• **SET PROBLEM**
Copy each line below in which the word "color" occurs.

== SUPPLIED RECORDS ==

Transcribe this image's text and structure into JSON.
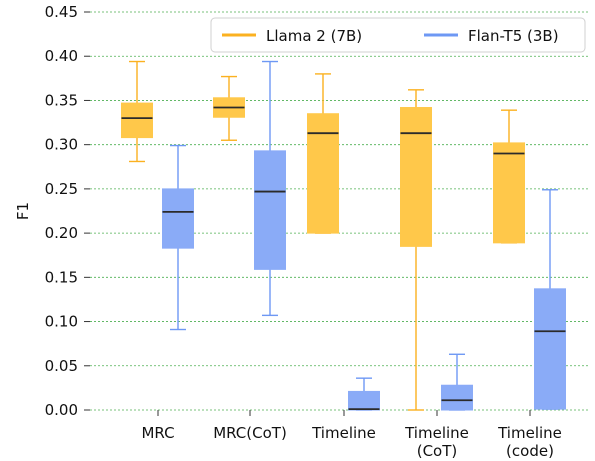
{
  "chart_data": {
    "type": "box",
    "ylabel": "F1",
    "xlabel": "",
    "ylim": [
      0,
      0.45
    ],
    "yticks": [
      "0.00",
      "0.05",
      "0.10",
      "0.15",
      "0.20",
      "0.25",
      "0.30",
      "0.35",
      "0.40",
      "0.45"
    ],
    "categories": [
      [
        "MRC"
      ],
      [
        "MRC(CoT)"
      ],
      [
        "Timeline"
      ],
      [
        "Timeline",
        "(CoT)"
      ],
      [
        "Timeline",
        "(code)"
      ]
    ],
    "grid": "horizontal, dashed green",
    "legend_position": "top-right",
    "series": [
      {
        "name": "Llama 2 (7B)",
        "color": "#fbb120",
        "fill": "#ffc84a",
        "boxes": [
          {
            "whisker_low": 0.281,
            "q1": 0.308,
            "median": 0.33,
            "q3": 0.347,
            "whisker_high": 0.394
          },
          {
            "whisker_low": 0.305,
            "q1": 0.331,
            "median": 0.342,
            "q3": 0.353,
            "whisker_high": 0.377
          },
          {
            "whisker_low": 0.2,
            "q1": 0.2,
            "median": 0.313,
            "q3": 0.335,
            "whisker_high": 0.38
          },
          {
            "whisker_low": 0.0,
            "q1": 0.185,
            "median": 0.313,
            "q3": 0.342,
            "whisker_high": 0.362
          },
          {
            "whisker_low": 0.189,
            "q1": 0.189,
            "median": 0.29,
            "q3": 0.302,
            "whisker_high": 0.339
          }
        ]
      },
      {
        "name": "Flan-T5 (3B)",
        "color": "#6e98f4",
        "fill": "#8aabf7",
        "boxes": [
          {
            "whisker_low": 0.091,
            "q1": 0.183,
            "median": 0.224,
            "q3": 0.25,
            "whisker_high": 0.299
          },
          {
            "whisker_low": 0.107,
            "q1": 0.159,
            "median": 0.247,
            "q3": 0.293,
            "whisker_high": 0.394
          },
          {
            "whisker_low": 0.0,
            "q1": 0.0,
            "median": 0.001,
            "q3": 0.021,
            "whisker_high": 0.036
          },
          {
            "whisker_low": 0.0,
            "q1": 0.0,
            "median": 0.011,
            "q3": 0.028,
            "whisker_high": 0.063
          },
          {
            "whisker_low": 0.001,
            "q1": 0.001,
            "median": 0.089,
            "q3": 0.137,
            "whisker_high": 0.249
          }
        ]
      }
    ]
  }
}
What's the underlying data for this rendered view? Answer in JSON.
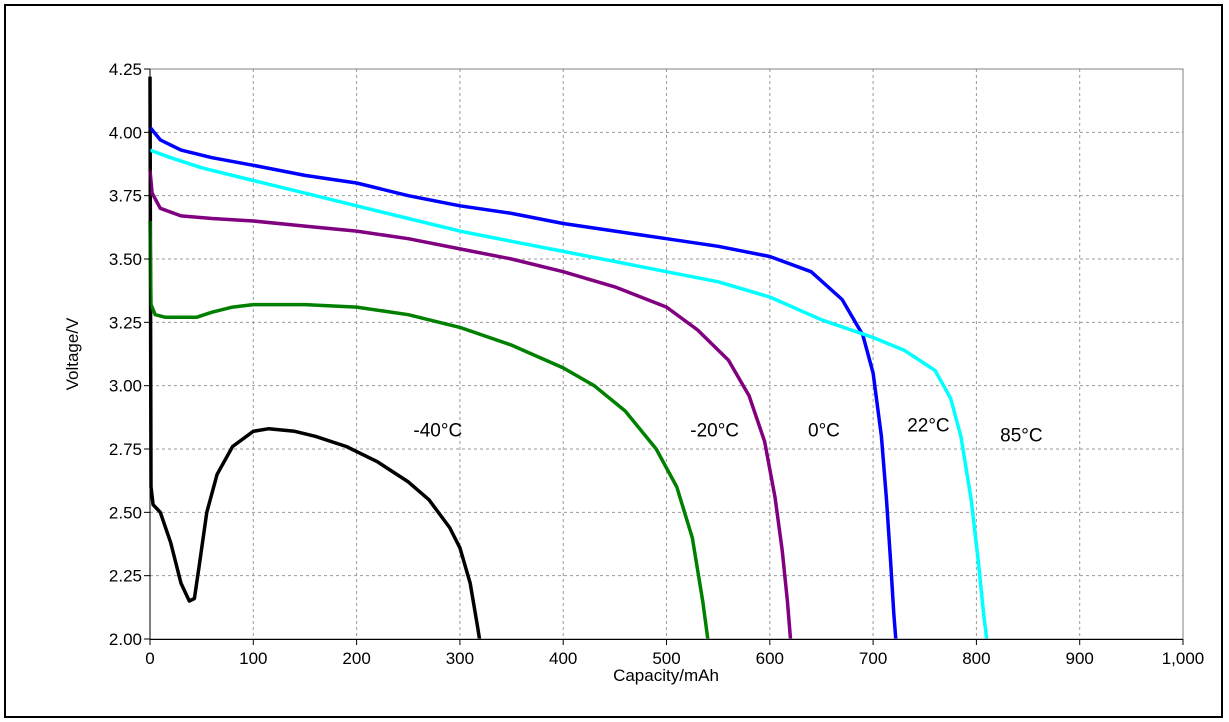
{
  "chart_data": {
    "type": "line",
    "title": "",
    "xlabel": "Capacity/mAh",
    "ylabel": "Voltage/V",
    "xlim": [
      0,
      1000
    ],
    "ylim": [
      2.0,
      4.25
    ],
    "x_ticks": [
      0,
      100,
      200,
      300,
      400,
      500,
      600,
      700,
      800,
      900,
      1000
    ],
    "x_tick_labels": [
      "0",
      "100",
      "200",
      "300",
      "400",
      "500",
      "600",
      "700",
      "800",
      "900",
      "1,000"
    ],
    "y_ticks": [
      2.0,
      2.25,
      2.5,
      2.75,
      3.0,
      3.25,
      3.5,
      3.75,
      4.0,
      4.25
    ],
    "y_tick_labels": [
      "2.00",
      "2.25",
      "2.50",
      "2.75",
      "3.00",
      "3.25",
      "3.50",
      "3.75",
      "4.00",
      "4.25"
    ],
    "grid": true,
    "legend": "none",
    "series": [
      {
        "name": "-40°C",
        "color": "#000000",
        "points": [
          [
            0,
            4.22
          ],
          [
            1,
            2.6
          ],
          [
            3,
            2.53
          ],
          [
            10,
            2.5
          ],
          [
            20,
            2.38
          ],
          [
            30,
            2.22
          ],
          [
            38,
            2.15
          ],
          [
            43,
            2.16
          ],
          [
            48,
            2.3
          ],
          [
            55,
            2.5
          ],
          [
            65,
            2.65
          ],
          [
            80,
            2.76
          ],
          [
            100,
            2.82
          ],
          [
            115,
            2.83
          ],
          [
            140,
            2.82
          ],
          [
            160,
            2.8
          ],
          [
            190,
            2.76
          ],
          [
            220,
            2.7
          ],
          [
            250,
            2.62
          ],
          [
            270,
            2.55
          ],
          [
            290,
            2.44
          ],
          [
            300,
            2.36
          ],
          [
            310,
            2.22
          ],
          [
            317,
            2.05
          ],
          [
            319,
            2.0
          ]
        ]
      },
      {
        "name": "-20°C",
        "color": "#008000",
        "points": [
          [
            0,
            3.65
          ],
          [
            1,
            3.32
          ],
          [
            5,
            3.28
          ],
          [
            15,
            3.27
          ],
          [
            45,
            3.27
          ],
          [
            60,
            3.29
          ],
          [
            80,
            3.31
          ],
          [
            100,
            3.32
          ],
          [
            150,
            3.32
          ],
          [
            200,
            3.31
          ],
          [
            250,
            3.28
          ],
          [
            300,
            3.23
          ],
          [
            350,
            3.16
          ],
          [
            400,
            3.07
          ],
          [
            430,
            3.0
          ],
          [
            460,
            2.9
          ],
          [
            490,
            2.75
          ],
          [
            510,
            2.6
          ],
          [
            525,
            2.4
          ],
          [
            535,
            2.15
          ],
          [
            540,
            2.0
          ]
        ]
      },
      {
        "name": "0°C",
        "color": "#800080",
        "points": [
          [
            0,
            3.85
          ],
          [
            2,
            3.76
          ],
          [
            10,
            3.7
          ],
          [
            30,
            3.67
          ],
          [
            60,
            3.66
          ],
          [
            100,
            3.65
          ],
          [
            150,
            3.63
          ],
          [
            200,
            3.61
          ],
          [
            250,
            3.58
          ],
          [
            300,
            3.54
          ],
          [
            350,
            3.5
          ],
          [
            400,
            3.45
          ],
          [
            450,
            3.39
          ],
          [
            500,
            3.31
          ],
          [
            530,
            3.22
          ],
          [
            560,
            3.1
          ],
          [
            580,
            2.96
          ],
          [
            595,
            2.78
          ],
          [
            605,
            2.56
          ],
          [
            612,
            2.35
          ],
          [
            617,
            2.15
          ],
          [
            620,
            2.0
          ]
        ]
      },
      {
        "name": "22°C",
        "color": "#0000ff",
        "points": [
          [
            0,
            4.02
          ],
          [
            10,
            3.97
          ],
          [
            30,
            3.93
          ],
          [
            60,
            3.9
          ],
          [
            100,
            3.87
          ],
          [
            150,
            3.83
          ],
          [
            200,
            3.8
          ],
          [
            250,
            3.75
          ],
          [
            300,
            3.71
          ],
          [
            350,
            3.68
          ],
          [
            400,
            3.64
          ],
          [
            450,
            3.61
          ],
          [
            500,
            3.58
          ],
          [
            550,
            3.55
          ],
          [
            600,
            3.51
          ],
          [
            640,
            3.45
          ],
          [
            670,
            3.34
          ],
          [
            690,
            3.2
          ],
          [
            700,
            3.05
          ],
          [
            708,
            2.8
          ],
          [
            713,
            2.55
          ],
          [
            717,
            2.3
          ],
          [
            720,
            2.1
          ],
          [
            722,
            2.0
          ]
        ]
      },
      {
        "name": "85°C",
        "color": "#00ffff",
        "points": [
          [
            0,
            3.93
          ],
          [
            20,
            3.9
          ],
          [
            50,
            3.86
          ],
          [
            100,
            3.81
          ],
          [
            150,
            3.76
          ],
          [
            200,
            3.71
          ],
          [
            250,
            3.66
          ],
          [
            300,
            3.61
          ],
          [
            350,
            3.57
          ],
          [
            400,
            3.53
          ],
          [
            450,
            3.49
          ],
          [
            500,
            3.45
          ],
          [
            550,
            3.41
          ],
          [
            600,
            3.35
          ],
          [
            650,
            3.26
          ],
          [
            700,
            3.19
          ],
          [
            730,
            3.14
          ],
          [
            760,
            3.06
          ],
          [
            775,
            2.95
          ],
          [
            785,
            2.8
          ],
          [
            795,
            2.55
          ],
          [
            802,
            2.3
          ],
          [
            807,
            2.1
          ],
          [
            810,
            2.0
          ]
        ]
      }
    ],
    "annotations": [
      {
        "text": "-40°C",
        "x": 255,
        "y": 2.8
      },
      {
        "text": "-20°C",
        "x": 523,
        "y": 2.8
      },
      {
        "text": "0°C",
        "x": 637,
        "y": 2.8
      },
      {
        "text": "22°C",
        "x": 733,
        "y": 2.82
      },
      {
        "text": "85°C",
        "x": 823,
        "y": 2.78
      }
    ]
  }
}
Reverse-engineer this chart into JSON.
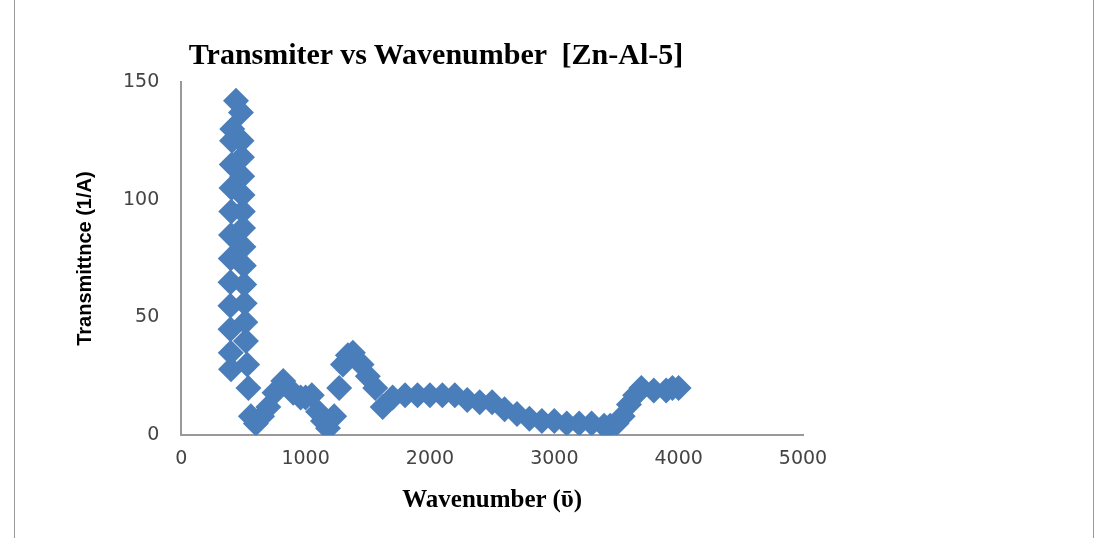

===

• **EXERCISE OUTPUT**
        "color": "#fbb120",
        "color": "#6e98f4",
        "color": "#000000",
        "color": "#008000",
        "color": "#800080",
        "color": "#0000ff",
        "color": "#00ffff",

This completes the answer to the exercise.